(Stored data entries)
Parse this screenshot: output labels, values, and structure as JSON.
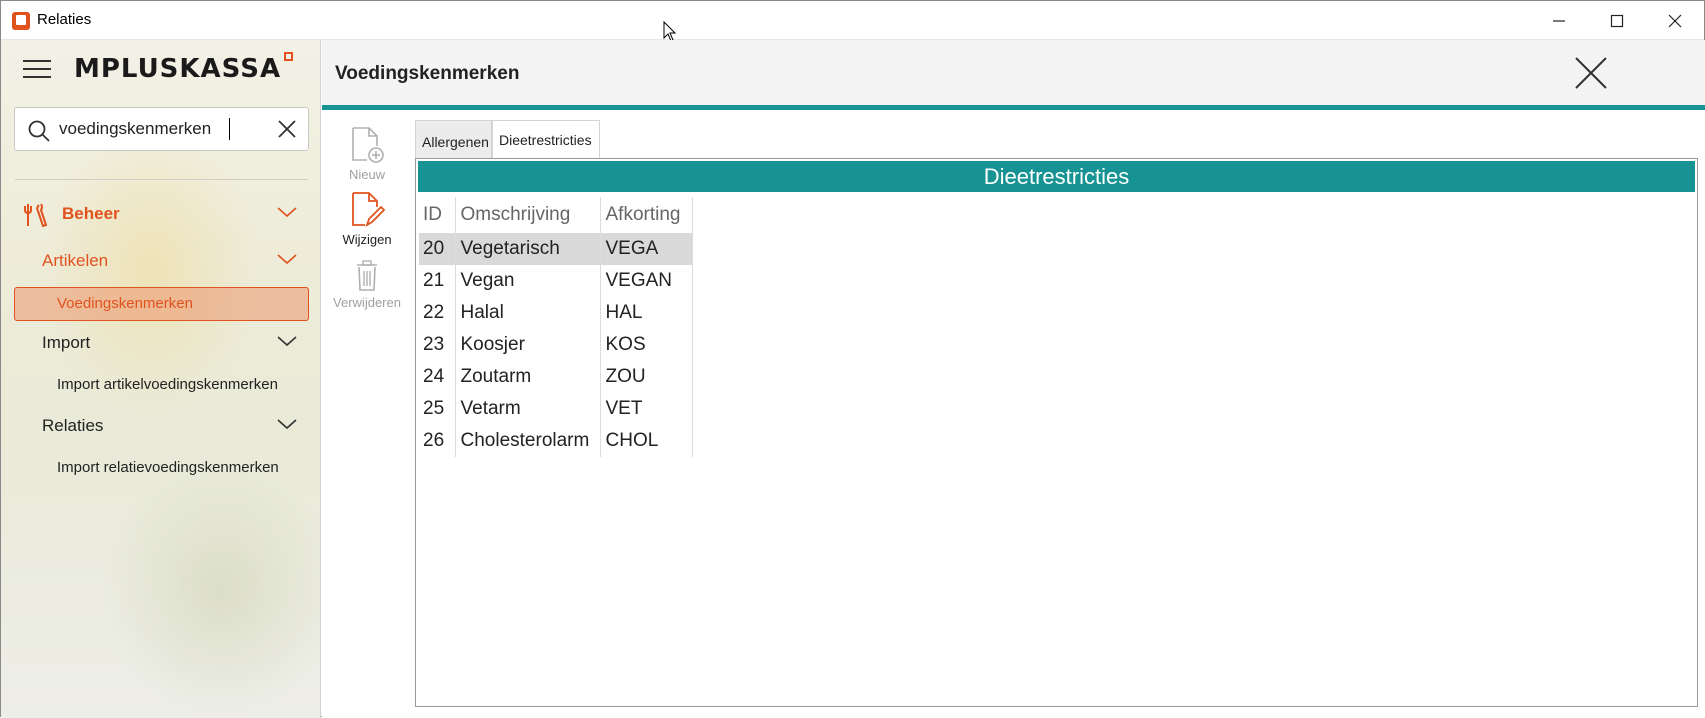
{
  "window": {
    "title": "Relaties"
  },
  "sidebar": {
    "logo": "MPLUSKASSA",
    "search": {
      "value": "voedingskenmerken"
    },
    "nav": {
      "beheer": "Beheer",
      "artikelen": "Artikelen",
      "voedingskenmerken": "Voedingskenmerken",
      "import": "Import",
      "import_artikel": "Import artikelvoedingskenmerken",
      "relaties": "Relaties",
      "import_relatie": "Import relatievoedingskenmerken"
    }
  },
  "main": {
    "title": "Voedingskenmerken",
    "toolbar": {
      "new_label": "Nieuw",
      "edit_label": "Wijzigen",
      "delete_label": "Verwijderen"
    },
    "tabs": [
      "Allergenen",
      "Dieetrestricties"
    ],
    "active_tab": "Dieetrestricties",
    "panel_title": "Dieetrestricties",
    "table": {
      "headers": [
        "ID",
        "Omschrijving",
        "Afkorting"
      ],
      "rows": [
        [
          "20",
          "Vegetarisch",
          "VEGA"
        ],
        [
          "21",
          "Vegan",
          "VEGAN"
        ],
        [
          "22",
          "Halal",
          "HAL"
        ],
        [
          "23",
          "Koosjer",
          "KOS"
        ],
        [
          "24",
          "Zoutarm",
          "ZOU"
        ],
        [
          "25",
          "Vetarm",
          "VET"
        ],
        [
          "26",
          "Cholesterolarm",
          "CHOL"
        ]
      ]
    }
  },
  "colors": {
    "accent": "#e0531f",
    "teal": "#189394"
  }
}
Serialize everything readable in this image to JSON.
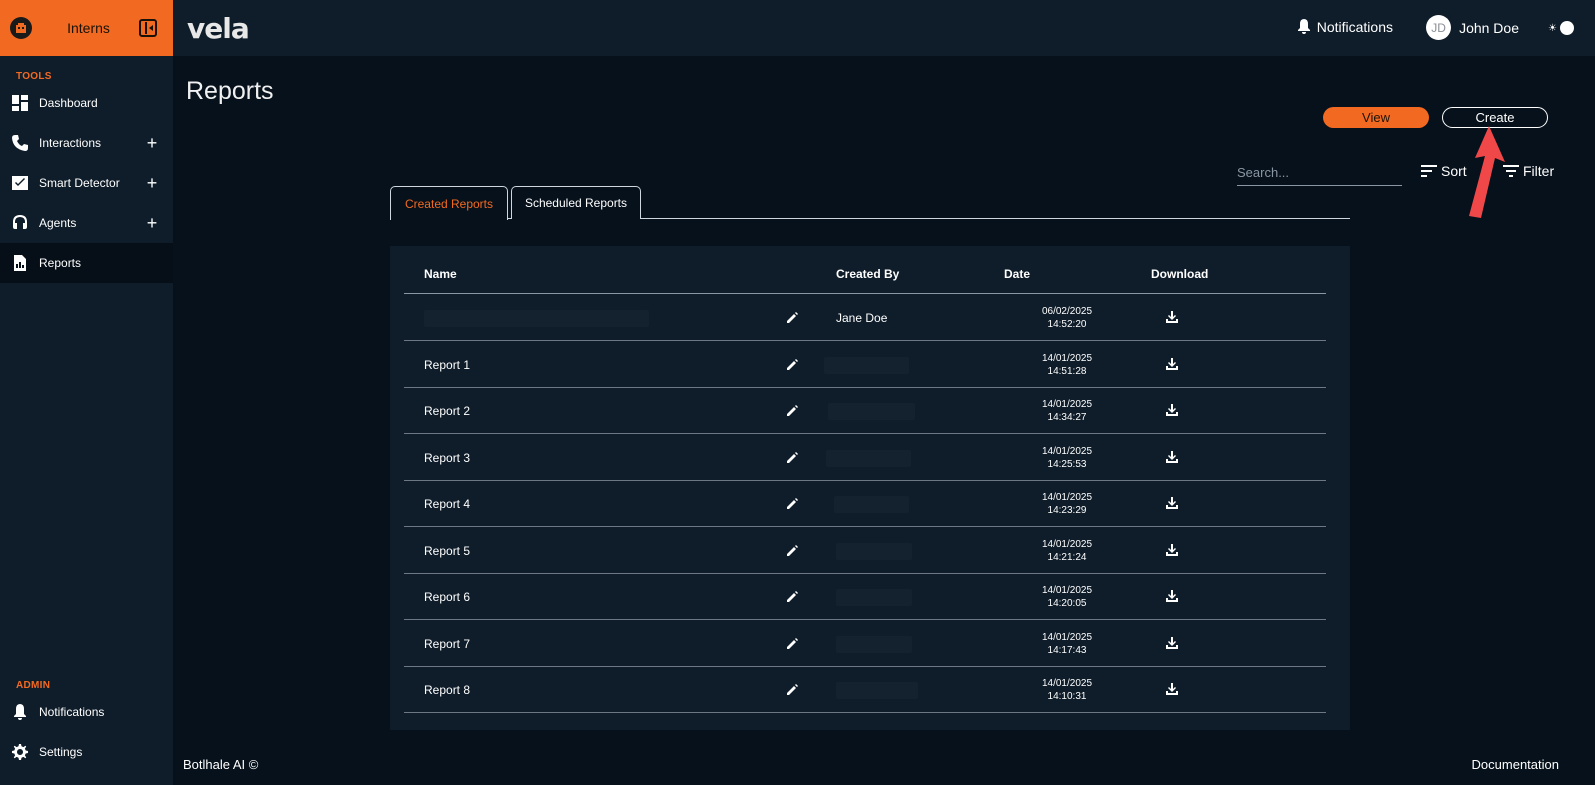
{
  "sidebar": {
    "brand": "Interns",
    "tools_label": "TOOLS",
    "tools": [
      {
        "label": "Dashboard",
        "icon": "dashboard-icon",
        "expandable": false
      },
      {
        "label": "Interactions",
        "icon": "phone-icon",
        "expandable": true
      },
      {
        "label": "Smart Detector",
        "icon": "smart-detector-icon",
        "expandable": true
      },
      {
        "label": "Agents",
        "icon": "headset-icon",
        "expandable": true
      },
      {
        "label": "Reports",
        "icon": "report-icon",
        "expandable": false,
        "active": true
      }
    ],
    "admin_label": "ADMIN",
    "admin": [
      {
        "label": "Notifications",
        "icon": "bell-icon"
      },
      {
        "label": "Settings",
        "icon": "gear-icon"
      }
    ]
  },
  "topbar": {
    "logo": "vela",
    "notifications_label": "Notifications",
    "user_initials": "JD",
    "user_name": "John Doe"
  },
  "page": {
    "title": "Reports",
    "view_label": "View",
    "create_label": "Create",
    "search_placeholder": "Search...",
    "sort_label": "Sort",
    "filter_label": "Filter",
    "tabs": [
      {
        "label": "Created Reports",
        "active": true
      },
      {
        "label": "Scheduled Reports",
        "active": false
      }
    ]
  },
  "table": {
    "headers": {
      "name": "Name",
      "created_by": "Created By",
      "date": "Date",
      "download": "Download"
    },
    "rows": [
      {
        "name": "",
        "created_by": "Jane Doe",
        "date": "06/02/2025",
        "time": "14:52:20"
      },
      {
        "name": "Report 1",
        "created_by": "",
        "date": "14/01/2025",
        "time": "14:51:28"
      },
      {
        "name": "Report 2",
        "created_by": "",
        "date": "14/01/2025",
        "time": "14:34:27"
      },
      {
        "name": "Report 3",
        "created_by": "",
        "date": "14/01/2025",
        "time": "14:25:53"
      },
      {
        "name": "Report 4",
        "created_by": "",
        "date": "14/01/2025",
        "time": "14:23:29"
      },
      {
        "name": "Report 5",
        "created_by": "",
        "date": "14/01/2025",
        "time": "14:21:24"
      },
      {
        "name": "Report 6",
        "created_by": "",
        "date": "14/01/2025",
        "time": "14:20:05"
      },
      {
        "name": "Report 7",
        "created_by": "",
        "date": "14/01/2025",
        "time": "14:17:43"
      },
      {
        "name": "Report 8",
        "created_by": "",
        "date": "14/01/2025",
        "time": "14:10:31"
      }
    ]
  },
  "footer": {
    "left": "Botlhale AI ©",
    "right": "Documentation"
  },
  "colors": {
    "accent": "#f26a21",
    "sidebar_bg": "#0f1d2a",
    "page_bg": "#06111b",
    "annotation_arrow": "#f04848"
  }
}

▶ _Aim of the exercise_
Restate the listing above word for word, and skip the pictures.

▶ _Expected answer_
Parse this screenshot: output labels, values, and structure as JSON.
{
  "window": {
    "title": "Relaties"
  },
  "sidebar": {
    "logo": "MPLUSKASSA",
    "search": {
      "value": "voedingskenmerken"
    },
    "nav": {
      "beheer": "Beheer",
      "artikelen": "Artikelen",
      "voedingskenmerken": "Voedingskenmerken",
      "import": "Import",
      "import_artikel": "Import artikelvoedingskenmerken",
      "relaties": "Relaties",
      "import_relatie": "Import relatievoedingskenmerken"
    }
  },
  "main": {
    "title": "Voedingskenmerken",
    "toolbar": {
      "new_label": "Nieuw",
      "edit_label": "Wijzigen",
      "delete_label": "Verwijderen"
    },
    "tabs": [
      "Allergenen",
      "Dieetrestricties"
    ],
    "active_tab": "Dieetrestricties",
    "panel_title": "Dieetrestricties",
    "table": {
      "headers": [
        "ID",
        "Omschrijving",
        "Afkorting"
      ],
      "rows": [
        [
          "20",
          "Vegetarisch",
          "VEGA"
        ],
        [
          "21",
          "Vegan",
          "VEGAN"
        ],
        [
          "22",
          "Halal",
          "HAL"
        ],
        [
          "23",
          "Koosjer",
          "KOS"
        ],
        [
          "24",
          "Zoutarm",
          "ZOU"
        ],
        [
          "25",
          "Vetarm",
          "VET"
        ],
        [
          "26",
          "Cholesterolarm",
          "CHOL"
        ]
      ]
    }
  },
  "colors": {
    "accent": "#e0531f",
    "teal": "#189394"
  }
}
Serialize everything readable in this image to JSON.
{
  "sidebar": {
    "brand": "Interns",
    "tools_label": "TOOLS",
    "tools": [
      {
        "label": "Dashboard",
        "icon": "dashboard-icon",
        "expandable": false
      },
      {
        "label": "Interactions",
        "icon": "phone-icon",
        "expandable": true
      },
      {
        "label": "Smart Detector",
        "icon": "smart-detector-icon",
        "expandable": true
      },
      {
        "label": "Agents",
        "icon": "headset-icon",
        "expandable": true
      },
      {
        "label": "Reports",
        "icon": "report-icon",
        "expandable": false,
        "active": true
      }
    ],
    "admin_label": "ADMIN",
    "admin": [
      {
        "label": "Notifications",
        "icon": "bell-icon"
      },
      {
        "label": "Settings",
        "icon": "gear-icon"
      }
    ]
  },
  "topbar": {
    "logo": "vela",
    "notifications_label": "Notifications",
    "user_initials": "JD",
    "user_name": "John Doe"
  },
  "page": {
    "title": "Reports",
    "view_label": "View",
    "create_label": "Create",
    "search_placeholder": "Search...",
    "sort_label": "Sort",
    "filter_label": "Filter",
    "tabs": [
      {
        "label": "Created Reports",
        "active": true
      },
      {
        "label": "Scheduled Reports",
        "active": false
      }
    ]
  },
  "table": {
    "headers": {
      "name": "Name",
      "created_by": "Created By",
      "date": "Date",
      "download": "Download"
    },
    "rows": [
      {
        "name": "",
        "created_by": "Jane Doe",
        "date": "06/02/2025",
        "time": "14:52:20"
      },
      {
        "name": "Report 1",
        "created_by": "",
        "date": "14/01/2025",
        "time": "14:51:28"
      },
      {
        "name": "Report 2",
        "created_by": "",
        "date": "14/01/2025",
        "time": "14:34:27"
      },
      {
        "name": "Report 3",
        "created_by": "",
        "date": "14/01/2025",
        "time": "14:25:53"
      },
      {
        "name": "Report 4",
        "created_by": "",
        "date": "14/01/2025",
        "time": "14:23:29"
      },
      {
        "name": "Report 5",
        "created_by": "",
        "date": "14/01/2025",
        "time": "14:21:24"
      },
      {
        "name": "Report 6",
        "created_by": "",
        "date": "14/01/2025",
        "time": "14:20:05"
      },
      {
        "name": "Report 7",
        "created_by": "",
        "date": "14/01/2025",
        "time": "14:17:43"
      },
      {
        "name": "Report 8",
        "created_by": "",
        "date": "14/01/2025",
        "time": "14:10:31"
      }
    ]
  },
  "footer": {
    "left": "Botlhale AI ©",
    "right": "Documentation"
  },
  "colors": {
    "accent": "#f26a21",
    "sidebar_bg": "#0f1d2a",
    "page_bg": "#06111b",
    "annotation_arrow": "#f04848"
  }
}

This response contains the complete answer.